- **Given exercise**: Write out every entry exactly as given, but omit the pictures.

- **Dataset items**:
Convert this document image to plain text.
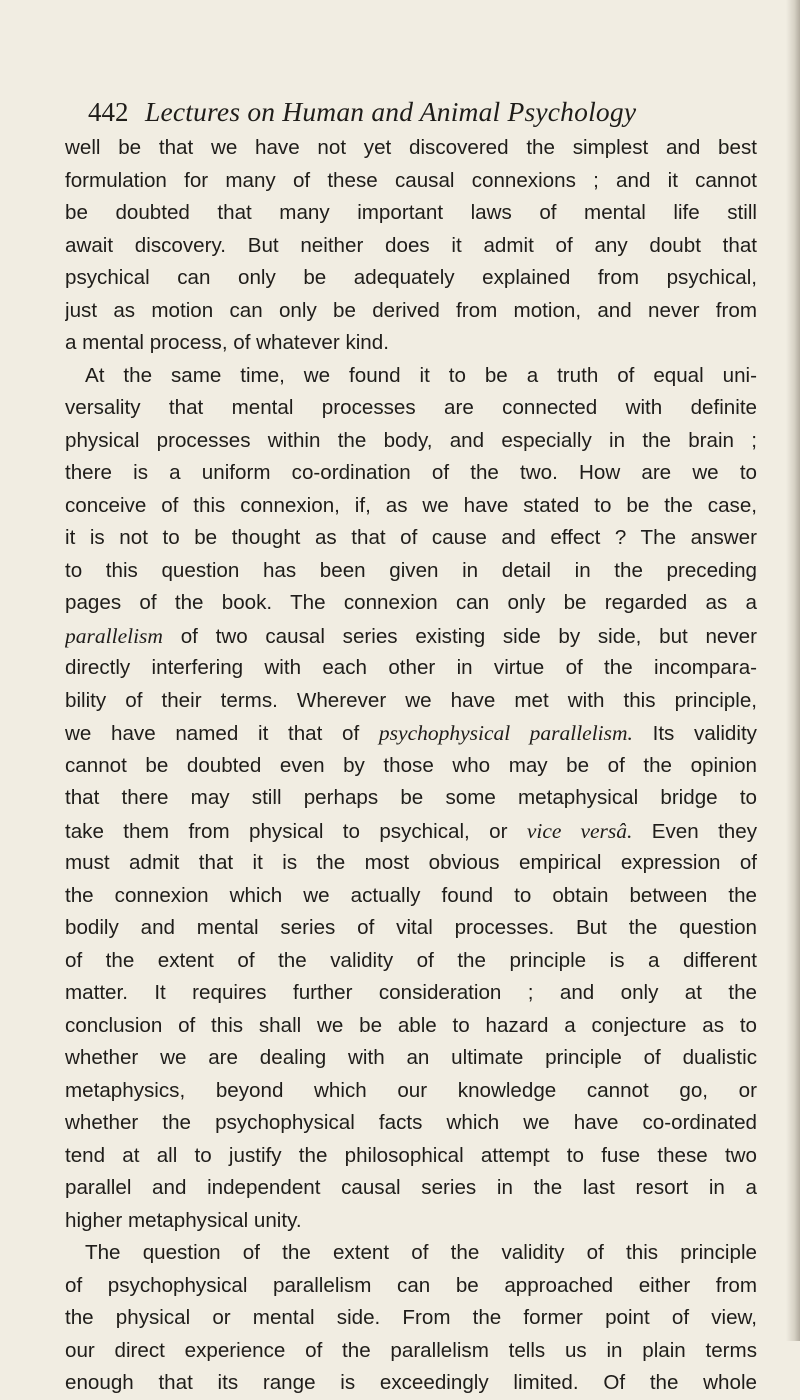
442 Lectures on Human and Animal Psychology
well be that we have not yet discovered the simplest and best
formulation for many of these causal connexions ; and it cannot
be doubted that many important laws of mental life still
await discovery. But neither does it admit of any doubt that
psychical can only be adequately explained from psychical,
just as motion can only be derived from motion, and never from
a mental process, of whatever kind.
At the same time, we found it to be a truth of equal uni-
versality that mental processes are connected with definite
physical processes within the body, and especially in the brain ;
there is a uniform co-ordination of the two. How are we to
conceive of this connexion, if, as we have stated to be the case,
it is not to be thought as that of cause and effect ? The answer
to this question has been given in detail in the preceding
pages of the book. The connexion can only be regarded as a
parallelism of two causal series existing side by side, but never
directly interfering with each other in virtue of the incompara-
bility of their terms. Wherever we have met with this principle,
we have named it that of psychophysical parallelism. Its validity
cannot be doubted even by those who may be of the opinion
that there may still perhaps be some metaphysical bridge to
take them from physical to psychical, or vice versâ. Even they
must admit that it is the most obvious empirical expression of
the connexion which we actually found to obtain between the
bodily and mental series of vital processes. But the question
of the extent of the validity of the principle is a different
matter. It requires further consideration ; and only at the
conclusion of this shall we be able to hazard a conjecture as to
whether we are dealing with an ultimate principle of dualistic
metaphysics, beyond which our knowledge cannot go, or
whether the psychophysical facts which we have co-ordinated
tend at all to justify the philosophical attempt to fuse these two
parallel and independent causal series in the last resort in a
higher metaphysical unity.
The question of the extent of the validity of this principle
of psychophysical parallelism can be approached either from
the physical or mental side. From the former point of view,
our direct experience of the parallelism tells us in plain terms
enough that its range is exceedingly limited. Of the whole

- **Right answer**:
Convert this document image to plain text.
442 Lectures on Human and Animal Psychology
well be that we have not yet discovered the simplest and best
formulation for many of these causal connexions ; and it cannot
be doubted that many important laws of mental life still
await discovery. But neither does it admit of any doubt that
psychical can only be adequately explained from psychical,
just as motion can only be derived from motion, and never from
a mental process, of whatever kind.
At the same time, we found it to be a truth of equal uni-
versality that mental processes are connected with definite
physical processes within the body, and especially in the brain ;
there is a uniform co-ordination of the two. How are we to
conceive of this connexion, if, as we have stated to be the case,
it is not to be thought as that of cause and effect ? The answer
to this question has been given in detail in the preceding
pages of the book. The connexion can only be regarded as a
parallelism of two causal series existing side by side, but never
directly interfering with each other in virtue of the incompara-
bility of their terms. Wherever we have met with this principle,
we have named it that of psychophysical parallelism. Its validity
cannot be doubted even by those who may be of the opinion
that there may still perhaps be some metaphysical bridge to
take them from physical to psychical, or vice versâ. Even they
must admit that it is the most obvious empirical expression of
the connexion which we actually found to obtain between the
bodily and mental series of vital processes. But the question
of the extent of the validity of the principle is a different
matter. It requires further consideration ; and only at the
conclusion of this shall we be able to hazard a conjecture as to
whether we are dealing with an ultimate principle of dualistic
metaphysics, beyond which our knowledge cannot go, or
whether the psychophysical facts which we have co-ordinated
tend at all to justify the philosophical attempt to fuse these two
parallel and independent causal series in the last resort in a
higher metaphysical unity.
The question of the extent of the validity of this principle
of psychophysical parallelism can be approached either from
the physical or mental side. From the former point of view,
our direct experience of the parallelism tells us in plain terms
enough that its range is exceedingly limited. Of the whole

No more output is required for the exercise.